Stated exercise - Every line of the material is to be repeated exactly as it stands.

Collected data entries
--- begin ---
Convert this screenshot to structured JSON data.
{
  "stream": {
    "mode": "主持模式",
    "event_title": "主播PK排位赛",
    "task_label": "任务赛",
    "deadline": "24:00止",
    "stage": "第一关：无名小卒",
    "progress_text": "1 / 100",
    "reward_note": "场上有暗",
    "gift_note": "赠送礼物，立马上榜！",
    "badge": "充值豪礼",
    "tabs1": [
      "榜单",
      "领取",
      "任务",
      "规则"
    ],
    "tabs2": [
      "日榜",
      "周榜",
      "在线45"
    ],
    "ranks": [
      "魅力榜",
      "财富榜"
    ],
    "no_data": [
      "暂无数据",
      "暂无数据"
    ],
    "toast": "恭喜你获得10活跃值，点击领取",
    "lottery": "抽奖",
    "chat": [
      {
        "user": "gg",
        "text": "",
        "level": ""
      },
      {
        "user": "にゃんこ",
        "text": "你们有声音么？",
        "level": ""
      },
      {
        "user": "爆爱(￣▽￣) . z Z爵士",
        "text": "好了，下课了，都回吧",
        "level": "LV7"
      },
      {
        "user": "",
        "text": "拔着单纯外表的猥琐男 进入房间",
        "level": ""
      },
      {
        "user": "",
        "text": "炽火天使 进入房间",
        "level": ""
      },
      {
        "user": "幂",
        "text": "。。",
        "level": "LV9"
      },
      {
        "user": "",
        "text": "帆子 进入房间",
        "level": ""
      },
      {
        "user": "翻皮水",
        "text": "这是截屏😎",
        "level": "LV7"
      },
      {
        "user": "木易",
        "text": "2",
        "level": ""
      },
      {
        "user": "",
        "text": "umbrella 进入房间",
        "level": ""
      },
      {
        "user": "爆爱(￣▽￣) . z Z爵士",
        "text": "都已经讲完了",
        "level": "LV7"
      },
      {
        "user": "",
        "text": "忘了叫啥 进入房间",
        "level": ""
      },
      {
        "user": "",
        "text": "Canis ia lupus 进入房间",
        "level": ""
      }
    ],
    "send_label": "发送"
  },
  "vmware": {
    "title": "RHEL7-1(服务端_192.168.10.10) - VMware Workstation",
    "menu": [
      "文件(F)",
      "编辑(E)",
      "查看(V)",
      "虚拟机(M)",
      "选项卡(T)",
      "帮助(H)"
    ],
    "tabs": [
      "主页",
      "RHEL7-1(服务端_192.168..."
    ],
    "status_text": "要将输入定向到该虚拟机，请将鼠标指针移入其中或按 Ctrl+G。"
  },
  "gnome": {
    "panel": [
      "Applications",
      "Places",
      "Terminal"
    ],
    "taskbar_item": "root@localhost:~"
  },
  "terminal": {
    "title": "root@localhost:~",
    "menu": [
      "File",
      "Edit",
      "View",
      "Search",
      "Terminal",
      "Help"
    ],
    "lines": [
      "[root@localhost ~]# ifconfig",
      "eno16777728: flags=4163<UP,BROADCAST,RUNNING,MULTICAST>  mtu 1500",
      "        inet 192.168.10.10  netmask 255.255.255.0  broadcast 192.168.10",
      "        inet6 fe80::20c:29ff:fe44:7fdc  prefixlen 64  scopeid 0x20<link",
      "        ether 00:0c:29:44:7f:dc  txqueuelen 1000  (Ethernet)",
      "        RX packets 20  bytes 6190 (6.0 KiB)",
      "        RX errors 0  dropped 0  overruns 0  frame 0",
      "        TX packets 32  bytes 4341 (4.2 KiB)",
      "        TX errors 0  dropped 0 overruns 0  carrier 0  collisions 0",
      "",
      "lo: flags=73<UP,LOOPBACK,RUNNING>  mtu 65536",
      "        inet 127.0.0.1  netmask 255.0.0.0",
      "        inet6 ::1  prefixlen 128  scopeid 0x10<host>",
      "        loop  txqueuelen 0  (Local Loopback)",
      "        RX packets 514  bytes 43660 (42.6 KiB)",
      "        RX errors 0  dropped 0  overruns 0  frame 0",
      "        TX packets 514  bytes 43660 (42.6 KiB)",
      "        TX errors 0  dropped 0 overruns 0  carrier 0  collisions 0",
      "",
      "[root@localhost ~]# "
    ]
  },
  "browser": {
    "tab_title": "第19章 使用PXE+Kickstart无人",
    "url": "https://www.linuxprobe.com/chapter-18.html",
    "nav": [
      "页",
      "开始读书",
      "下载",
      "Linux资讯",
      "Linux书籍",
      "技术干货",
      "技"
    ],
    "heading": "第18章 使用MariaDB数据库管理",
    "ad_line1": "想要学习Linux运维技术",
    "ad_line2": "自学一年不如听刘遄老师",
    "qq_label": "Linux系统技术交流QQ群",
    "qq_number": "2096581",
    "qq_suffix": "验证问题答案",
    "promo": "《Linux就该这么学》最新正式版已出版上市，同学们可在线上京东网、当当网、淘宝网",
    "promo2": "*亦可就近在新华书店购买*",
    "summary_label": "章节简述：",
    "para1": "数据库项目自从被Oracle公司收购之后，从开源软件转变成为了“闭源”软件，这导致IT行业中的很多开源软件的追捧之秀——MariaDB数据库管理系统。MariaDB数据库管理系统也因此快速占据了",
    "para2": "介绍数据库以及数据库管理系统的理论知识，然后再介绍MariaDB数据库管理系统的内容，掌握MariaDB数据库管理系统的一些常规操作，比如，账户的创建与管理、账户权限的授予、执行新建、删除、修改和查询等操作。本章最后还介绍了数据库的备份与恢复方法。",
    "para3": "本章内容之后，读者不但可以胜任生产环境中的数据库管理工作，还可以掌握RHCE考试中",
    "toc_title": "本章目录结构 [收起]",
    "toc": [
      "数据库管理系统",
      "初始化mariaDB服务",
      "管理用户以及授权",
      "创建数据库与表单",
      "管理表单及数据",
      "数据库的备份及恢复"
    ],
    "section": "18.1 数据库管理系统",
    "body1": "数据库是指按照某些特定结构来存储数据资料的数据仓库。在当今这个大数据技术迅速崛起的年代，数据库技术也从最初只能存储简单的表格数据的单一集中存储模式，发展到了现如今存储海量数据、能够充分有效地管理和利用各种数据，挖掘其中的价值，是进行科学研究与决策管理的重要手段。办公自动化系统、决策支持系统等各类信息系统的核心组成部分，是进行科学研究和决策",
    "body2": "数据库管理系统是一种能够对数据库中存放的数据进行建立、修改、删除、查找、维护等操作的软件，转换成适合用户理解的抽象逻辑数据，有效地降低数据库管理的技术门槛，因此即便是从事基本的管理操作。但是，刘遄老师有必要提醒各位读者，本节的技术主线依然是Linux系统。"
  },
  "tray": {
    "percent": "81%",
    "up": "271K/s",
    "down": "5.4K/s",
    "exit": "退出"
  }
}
--- end ---
Answer to this task -
Convert this screenshot to structured JSON data.
{
  "stream": {
    "mode": "主持模式",
    "event_title": "主播PK排位赛",
    "task_label": "任务赛",
    "deadline": "24:00止",
    "stage": "第一关：无名小卒",
    "progress_text": "1 / 100",
    "reward_note": "场上有暗",
    "gift_note": "赠送礼物，立马上榜！",
    "badge": "充值豪礼",
    "tabs1": [
      "榜单",
      "领取",
      "任务",
      "规则"
    ],
    "tabs2": [
      "日榜",
      "周榜",
      "在线45"
    ],
    "ranks": [
      "魅力榜",
      "财富榜"
    ],
    "no_data": [
      "暂无数据",
      "暂无数据"
    ],
    "toast": "恭喜你获得10活跃值，点击领取",
    "lottery": "抽奖",
    "chat": [
      {
        "user": "gg",
        "text": "",
        "level": ""
      },
      {
        "user": "にゃんこ",
        "text": "你们有声音么？",
        "level": ""
      },
      {
        "user": "爆爱(￣▽￣) . z Z爵士",
        "text": "好了，下课了，都回吧",
        "level": "LV7"
      },
      {
        "user": "",
        "text": "拔着单纯外表的猥琐男 进入房间",
        "level": ""
      },
      {
        "user": "",
        "text": "炽火天使 进入房间",
        "level": ""
      },
      {
        "user": "幂",
        "text": "。。",
        "level": "LV9"
      },
      {
        "user": "",
        "text": "帆子 进入房间",
        "level": ""
      },
      {
        "user": "翻皮水",
        "text": "这是截屏😎",
        "level": "LV7"
      },
      {
        "user": "木易",
        "text": "2",
        "level": ""
      },
      {
        "user": "",
        "text": "umbrella 进入房间",
        "level": ""
      },
      {
        "user": "爆爱(￣▽￣) . z Z爵士",
        "text": "都已经讲完了",
        "level": "LV7"
      },
      {
        "user": "",
        "text": "忘了叫啥 进入房间",
        "level": ""
      },
      {
        "user": "",
        "text": "Canis ia lupus 进入房间",
        "level": ""
      }
    ],
    "send_label": "发送"
  },
  "vmware": {
    "title": "RHEL7-1(服务端_192.168.10.10) - VMware Workstation",
    "menu": [
      "文件(F)",
      "编辑(E)",
      "查看(V)",
      "虚拟机(M)",
      "选项卡(T)",
      "帮助(H)"
    ],
    "tabs": [
      "主页",
      "RHEL7-1(服务端_192.168..."
    ],
    "status_text": "要将输入定向到该虚拟机，请将鼠标指针移入其中或按 Ctrl+G。"
  },
  "gnome": {
    "panel": [
      "Applications",
      "Places",
      "Terminal"
    ],
    "taskbar_item": "root@localhost:~"
  },
  "terminal": {
    "title": "root@localhost:~",
    "menu": [
      "File",
      "Edit",
      "View",
      "Search",
      "Terminal",
      "Help"
    ],
    "lines": [
      "[root@localhost ~]# ifconfig",
      "eno16777728: flags=4163<UP,BROADCAST,RUNNING,MULTICAST>  mtu 1500",
      "        inet 192.168.10.10  netmask 255.255.255.0  broadcast 192.168.10",
      "        inet6 fe80::20c:29ff:fe44:7fdc  prefixlen 64  scopeid 0x20<link",
      "        ether 00:0c:29:44:7f:dc  txqueuelen 1000  (Ethernet)",
      "        RX packets 20  bytes 6190 (6.0 KiB)",
      "        RX errors 0  dropped 0  overruns 0  frame 0",
      "        TX packets 32  bytes 4341 (4.2 KiB)",
      "        TX errors 0  dropped 0 overruns 0  carrier 0  collisions 0",
      "",
      "lo: flags=73<UP,LOOPBACK,RUNNING>  mtu 65536",
      "        inet 127.0.0.1  netmask 255.0.0.0",
      "        inet6 ::1  prefixlen 128  scopeid 0x10<host>",
      "        loop  txqueuelen 0  (Local Loopback)",
      "        RX packets 514  bytes 43660 (42.6 KiB)",
      "        RX errors 0  dropped 0  overruns 0  frame 0",
      "        TX packets 514  bytes 43660 (42.6 KiB)",
      "        TX errors 0  dropped 0 overruns 0  carrier 0  collisions 0",
      "",
      "[root@localhost ~]# "
    ]
  },
  "browser": {
    "tab_title": "第19章 使用PXE+Kickstart无人",
    "url": "https://www.linuxprobe.com/chapter-18.html",
    "nav": [
      "页",
      "开始读书",
      "下载",
      "Linux资讯",
      "Linux书籍",
      "技术干货",
      "技"
    ],
    "heading": "第18章 使用MariaDB数据库管理",
    "ad_line1": "想要学习Linux运维技术",
    "ad_line2": "自学一年不如听刘遄老师",
    "qq_label": "Linux系统技术交流QQ群",
    "qq_number": "2096581",
    "qq_suffix": "验证问题答案",
    "promo": "《Linux就该这么学》最新正式版已出版上市，同学们可在线上京东网、当当网、淘宝网",
    "promo2": "*亦可就近在新华书店购买*",
    "summary_label": "章节简述：",
    "para1": "数据库项目自从被Oracle公司收购之后，从开源软件转变成为了“闭源”软件，这导致IT行业中的很多开源软件的追捧之秀——MariaDB数据库管理系统。MariaDB数据库管理系统也因此快速占据了",
    "para2": "介绍数据库以及数据库管理系统的理论知识，然后再介绍MariaDB数据库管理系统的内容，掌握MariaDB数据库管理系统的一些常规操作，比如，账户的创建与管理、账户权限的授予、执行新建、删除、修改和查询等操作。本章最后还介绍了数据库的备份与恢复方法。",
    "para3": "本章内容之后，读者不但可以胜任生产环境中的数据库管理工作，还可以掌握RHCE考试中",
    "toc_title": "本章目录结构 [收起]",
    "toc": [
      "数据库管理系统",
      "初始化mariaDB服务",
      "管理用户以及授权",
      "创建数据库与表单",
      "管理表单及数据",
      "数据库的备份及恢复"
    ],
    "section": "18.1 数据库管理系统",
    "body1": "数据库是指按照某些特定结构来存储数据资料的数据仓库。在当今这个大数据技术迅速崛起的年代，数据库技术也从最初只能存储简单的表格数据的单一集中存储模式，发展到了现如今存储海量数据、能够充分有效地管理和利用各种数据，挖掘其中的价值，是进行科学研究与决策管理的重要手段。办公自动化系统、决策支持系统等各类信息系统的核心组成部分，是进行科学研究和决策",
    "body2": "数据库管理系统是一种能够对数据库中存放的数据进行建立、修改、删除、查找、维护等操作的软件，转换成适合用户理解的抽象逻辑数据，有效地降低数据库管理的技术门槛，因此即便是从事基本的管理操作。但是，刘遄老师有必要提醒各位读者，本节的技术主线依然是Linux系统。"
  },
  "tray": {
    "percent": "81%",
    "up": "271K/s",
    "down": "5.4K/s",
    "exit": "退出"
  }
}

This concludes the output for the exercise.